Exercise aim —
Print out every line, exactly as written.

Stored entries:
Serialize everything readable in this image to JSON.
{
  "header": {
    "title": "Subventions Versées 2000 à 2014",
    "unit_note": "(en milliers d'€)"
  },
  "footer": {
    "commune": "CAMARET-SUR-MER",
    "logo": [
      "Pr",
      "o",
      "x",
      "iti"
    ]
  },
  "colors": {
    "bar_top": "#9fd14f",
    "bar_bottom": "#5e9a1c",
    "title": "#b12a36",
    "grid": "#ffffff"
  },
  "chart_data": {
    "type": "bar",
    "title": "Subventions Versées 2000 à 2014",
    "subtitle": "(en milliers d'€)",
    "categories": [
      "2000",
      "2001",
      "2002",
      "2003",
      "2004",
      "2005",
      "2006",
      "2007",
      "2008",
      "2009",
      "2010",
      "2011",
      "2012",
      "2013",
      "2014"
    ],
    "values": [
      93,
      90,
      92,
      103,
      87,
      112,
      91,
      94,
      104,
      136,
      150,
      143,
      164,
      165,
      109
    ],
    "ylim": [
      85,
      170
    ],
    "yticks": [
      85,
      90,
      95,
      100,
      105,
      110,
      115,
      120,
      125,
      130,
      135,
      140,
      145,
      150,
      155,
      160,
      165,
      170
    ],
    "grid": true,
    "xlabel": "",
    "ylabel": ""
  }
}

Response to this task —
Serialize everything readable in this image to JSON.
{
  "header": {
    "title": "Subventions Versées 2000 à 2014",
    "unit_note": "(en milliers d'€)"
  },
  "footer": {
    "commune": "CAMARET-SUR-MER",
    "logo": [
      "Pr",
      "o",
      "x",
      "iti"
    ]
  },
  "colors": {
    "bar_top": "#9fd14f",
    "bar_bottom": "#5e9a1c",
    "title": "#b12a36",
    "grid": "#ffffff"
  },
  "chart_data": {
    "type": "bar",
    "title": "Subventions Versées 2000 à 2014",
    "subtitle": "(en milliers d'€)",
    "categories": [
      "2000",
      "2001",
      "2002",
      "2003",
      "2004",
      "2005",
      "2006",
      "2007",
      "2008",
      "2009",
      "2010",
      "2011",
      "2012",
      "2013",
      "2014"
    ],
    "values": [
      93,
      90,
      92,
      103,
      87,
      112,
      91,
      94,
      104,
      136,
      150,
      143,
      164,
      165,
      109
    ],
    "ylim": [
      85,
      170
    ],
    "yticks": [
      85,
      90,
      95,
      100,
      105,
      110,
      115,
      120,
      125,
      130,
      135,
      140,
      145,
      150,
      155,
      160,
      165,
      170
    ],
    "grid": true,
    "xlabel": "",
    "ylabel": ""
  }
}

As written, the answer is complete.